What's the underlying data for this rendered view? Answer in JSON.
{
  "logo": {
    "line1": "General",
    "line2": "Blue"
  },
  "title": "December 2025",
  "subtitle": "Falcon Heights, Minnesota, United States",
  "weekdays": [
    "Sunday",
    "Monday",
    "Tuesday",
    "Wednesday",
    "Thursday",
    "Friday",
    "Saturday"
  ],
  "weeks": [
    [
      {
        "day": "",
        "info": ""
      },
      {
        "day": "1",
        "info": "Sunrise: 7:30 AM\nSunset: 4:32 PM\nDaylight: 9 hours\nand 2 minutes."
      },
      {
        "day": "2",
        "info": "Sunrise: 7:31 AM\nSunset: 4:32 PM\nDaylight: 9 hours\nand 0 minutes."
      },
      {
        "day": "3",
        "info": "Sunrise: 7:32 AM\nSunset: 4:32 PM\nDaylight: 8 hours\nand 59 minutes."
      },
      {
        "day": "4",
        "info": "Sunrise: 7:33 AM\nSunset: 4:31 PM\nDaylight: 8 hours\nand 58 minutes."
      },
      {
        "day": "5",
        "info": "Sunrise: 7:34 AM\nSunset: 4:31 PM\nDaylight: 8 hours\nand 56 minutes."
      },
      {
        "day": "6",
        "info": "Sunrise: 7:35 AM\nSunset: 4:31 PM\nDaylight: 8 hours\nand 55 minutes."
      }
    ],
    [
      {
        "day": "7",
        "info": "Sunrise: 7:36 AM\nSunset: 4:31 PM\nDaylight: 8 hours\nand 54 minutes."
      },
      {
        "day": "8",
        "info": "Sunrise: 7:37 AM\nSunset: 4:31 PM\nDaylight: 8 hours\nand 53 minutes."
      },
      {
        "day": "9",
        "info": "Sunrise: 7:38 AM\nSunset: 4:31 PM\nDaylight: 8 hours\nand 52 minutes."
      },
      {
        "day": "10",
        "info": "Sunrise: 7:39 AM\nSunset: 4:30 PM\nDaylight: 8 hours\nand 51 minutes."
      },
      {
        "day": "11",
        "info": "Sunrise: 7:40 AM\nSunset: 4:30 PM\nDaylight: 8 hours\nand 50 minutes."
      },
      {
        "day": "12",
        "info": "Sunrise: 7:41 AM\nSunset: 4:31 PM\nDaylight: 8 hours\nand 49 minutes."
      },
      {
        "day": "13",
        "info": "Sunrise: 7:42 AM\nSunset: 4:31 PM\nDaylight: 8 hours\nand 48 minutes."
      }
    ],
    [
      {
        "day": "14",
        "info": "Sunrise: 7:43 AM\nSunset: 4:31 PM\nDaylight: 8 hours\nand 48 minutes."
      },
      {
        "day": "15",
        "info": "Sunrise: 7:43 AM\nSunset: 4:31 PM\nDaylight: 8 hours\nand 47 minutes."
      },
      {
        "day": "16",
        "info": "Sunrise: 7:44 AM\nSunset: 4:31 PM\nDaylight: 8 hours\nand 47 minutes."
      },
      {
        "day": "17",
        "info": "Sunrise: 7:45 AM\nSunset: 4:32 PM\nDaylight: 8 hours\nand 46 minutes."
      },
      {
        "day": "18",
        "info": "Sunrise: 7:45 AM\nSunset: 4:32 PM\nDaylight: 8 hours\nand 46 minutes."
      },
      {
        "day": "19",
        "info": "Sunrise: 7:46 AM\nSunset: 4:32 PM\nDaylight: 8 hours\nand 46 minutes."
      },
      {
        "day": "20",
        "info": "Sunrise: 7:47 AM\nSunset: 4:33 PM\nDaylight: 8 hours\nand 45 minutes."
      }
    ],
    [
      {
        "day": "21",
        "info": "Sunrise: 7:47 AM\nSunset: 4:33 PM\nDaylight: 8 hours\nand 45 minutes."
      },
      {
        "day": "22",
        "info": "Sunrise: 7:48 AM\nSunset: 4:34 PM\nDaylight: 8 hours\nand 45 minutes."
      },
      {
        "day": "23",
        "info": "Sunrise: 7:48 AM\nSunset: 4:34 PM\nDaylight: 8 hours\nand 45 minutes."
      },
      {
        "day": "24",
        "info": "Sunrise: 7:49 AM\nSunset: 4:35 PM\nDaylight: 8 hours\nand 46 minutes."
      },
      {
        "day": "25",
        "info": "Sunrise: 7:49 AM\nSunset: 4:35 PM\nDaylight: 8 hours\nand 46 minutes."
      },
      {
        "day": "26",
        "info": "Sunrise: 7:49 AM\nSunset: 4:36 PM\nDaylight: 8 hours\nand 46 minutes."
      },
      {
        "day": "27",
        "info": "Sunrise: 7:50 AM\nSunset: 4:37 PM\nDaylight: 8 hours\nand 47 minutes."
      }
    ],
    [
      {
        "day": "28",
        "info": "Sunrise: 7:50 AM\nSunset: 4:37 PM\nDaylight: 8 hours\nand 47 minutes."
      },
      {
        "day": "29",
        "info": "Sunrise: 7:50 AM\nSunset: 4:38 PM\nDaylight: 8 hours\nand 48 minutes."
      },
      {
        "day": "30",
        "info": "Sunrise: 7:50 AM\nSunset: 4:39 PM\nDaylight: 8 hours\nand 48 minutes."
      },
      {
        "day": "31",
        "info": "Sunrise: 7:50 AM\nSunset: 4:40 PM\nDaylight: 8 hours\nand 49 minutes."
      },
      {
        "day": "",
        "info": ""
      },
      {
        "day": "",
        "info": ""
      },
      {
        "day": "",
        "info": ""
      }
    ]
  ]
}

··········

§ Task:
Return every record, word for word.

§ Solution:
What's the underlying data for this rendered view? Answer in JSON.
{
  "logo": {
    "line1": "General",
    "line2": "Blue"
  },
  "title": "December 2025",
  "subtitle": "Falcon Heights, Minnesota, United States",
  "weekdays": [
    "Sunday",
    "Monday",
    "Tuesday",
    "Wednesday",
    "Thursday",
    "Friday",
    "Saturday"
  ],
  "weeks": [
    [
      {
        "day": "",
        "info": ""
      },
      {
        "day": "1",
        "info": "Sunrise: 7:30 AM\nSunset: 4:32 PM\nDaylight: 9 hours\nand 2 minutes."
      },
      {
        "day": "2",
        "info": "Sunrise: 7:31 AM\nSunset: 4:32 PM\nDaylight: 9 hours\nand 0 minutes."
      },
      {
        "day": "3",
        "info": "Sunrise: 7:32 AM\nSunset: 4:32 PM\nDaylight: 8 hours\nand 59 minutes."
      },
      {
        "day": "4",
        "info": "Sunrise: 7:33 AM\nSunset: 4:31 PM\nDaylight: 8 hours\nand 58 minutes."
      },
      {
        "day": "5",
        "info": "Sunrise: 7:34 AM\nSunset: 4:31 PM\nDaylight: 8 hours\nand 56 minutes."
      },
      {
        "day": "6",
        "info": "Sunrise: 7:35 AM\nSunset: 4:31 PM\nDaylight: 8 hours\nand 55 minutes."
      }
    ],
    [
      {
        "day": "7",
        "info": "Sunrise: 7:36 AM\nSunset: 4:31 PM\nDaylight: 8 hours\nand 54 minutes."
      },
      {
        "day": "8",
        "info": "Sunrise: 7:37 AM\nSunset: 4:31 PM\nDaylight: 8 hours\nand 53 minutes."
      },
      {
        "day": "9",
        "info": "Sunrise: 7:38 AM\nSunset: 4:31 PM\nDaylight: 8 hours\nand 52 minutes."
      },
      {
        "day": "10",
        "info": "Sunrise: 7:39 AM\nSunset: 4:30 PM\nDaylight: 8 hours\nand 51 minutes."
      },
      {
        "day": "11",
        "info": "Sunrise: 7:40 AM\nSunset: 4:30 PM\nDaylight: 8 hours\nand 50 minutes."
      },
      {
        "day": "12",
        "info": "Sunrise: 7:41 AM\nSunset: 4:31 PM\nDaylight: 8 hours\nand 49 minutes."
      },
      {
        "day": "13",
        "info": "Sunrise: 7:42 AM\nSunset: 4:31 PM\nDaylight: 8 hours\nand 48 minutes."
      }
    ],
    [
      {
        "day": "14",
        "info": "Sunrise: 7:43 AM\nSunset: 4:31 PM\nDaylight: 8 hours\nand 48 minutes."
      },
      {
        "day": "15",
        "info": "Sunrise: 7:43 AM\nSunset: 4:31 PM\nDaylight: 8 hours\nand 47 minutes."
      },
      {
        "day": "16",
        "info": "Sunrise: 7:44 AM\nSunset: 4:31 PM\nDaylight: 8 hours\nand 47 minutes."
      },
      {
        "day": "17",
        "info": "Sunrise: 7:45 AM\nSunset: 4:32 PM\nDaylight: 8 hours\nand 46 minutes."
      },
      {
        "day": "18",
        "info": "Sunrise: 7:45 AM\nSunset: 4:32 PM\nDaylight: 8 hours\nand 46 minutes."
      },
      {
        "day": "19",
        "info": "Sunrise: 7:46 AM\nSunset: 4:32 PM\nDaylight: 8 hours\nand 46 minutes."
      },
      {
        "day": "20",
        "info": "Sunrise: 7:47 AM\nSunset: 4:33 PM\nDaylight: 8 hours\nand 45 minutes."
      }
    ],
    [
      {
        "day": "21",
        "info": "Sunrise: 7:47 AM\nSunset: 4:33 PM\nDaylight: 8 hours\nand 45 minutes."
      },
      {
        "day": "22",
        "info": "Sunrise: 7:48 AM\nSunset: 4:34 PM\nDaylight: 8 hours\nand 45 minutes."
      },
      {
        "day": "23",
        "info": "Sunrise: 7:48 AM\nSunset: 4:34 PM\nDaylight: 8 hours\nand 45 minutes."
      },
      {
        "day": "24",
        "info": "Sunrise: 7:49 AM\nSunset: 4:35 PM\nDaylight: 8 hours\nand 46 minutes."
      },
      {
        "day": "25",
        "info": "Sunrise: 7:49 AM\nSunset: 4:35 PM\nDaylight: 8 hours\nand 46 minutes."
      },
      {
        "day": "26",
        "info": "Sunrise: 7:49 AM\nSunset: 4:36 PM\nDaylight: 8 hours\nand 46 minutes."
      },
      {
        "day": "27",
        "info": "Sunrise: 7:50 AM\nSunset: 4:37 PM\nDaylight: 8 hours\nand 47 minutes."
      }
    ],
    [
      {
        "day": "28",
        "info": "Sunrise: 7:50 AM\nSunset: 4:37 PM\nDaylight: 8 hours\nand 47 minutes."
      },
      {
        "day": "29",
        "info": "Sunrise: 7:50 AM\nSunset: 4:38 PM\nDaylight: 8 hours\nand 48 minutes."
      },
      {
        "day": "30",
        "info": "Sunrise: 7:50 AM\nSunset: 4:39 PM\nDaylight: 8 hours\nand 48 minutes."
      },
      {
        "day": "31",
        "info": "Sunrise: 7:50 AM\nSunset: 4:40 PM\nDaylight: 8 hours\nand 49 minutes."
      },
      {
        "day": "",
        "info": ""
      },
      {
        "day": "",
        "info": ""
      },
      {
        "day": "",
        "info": ""
      }
    ]
  ]
}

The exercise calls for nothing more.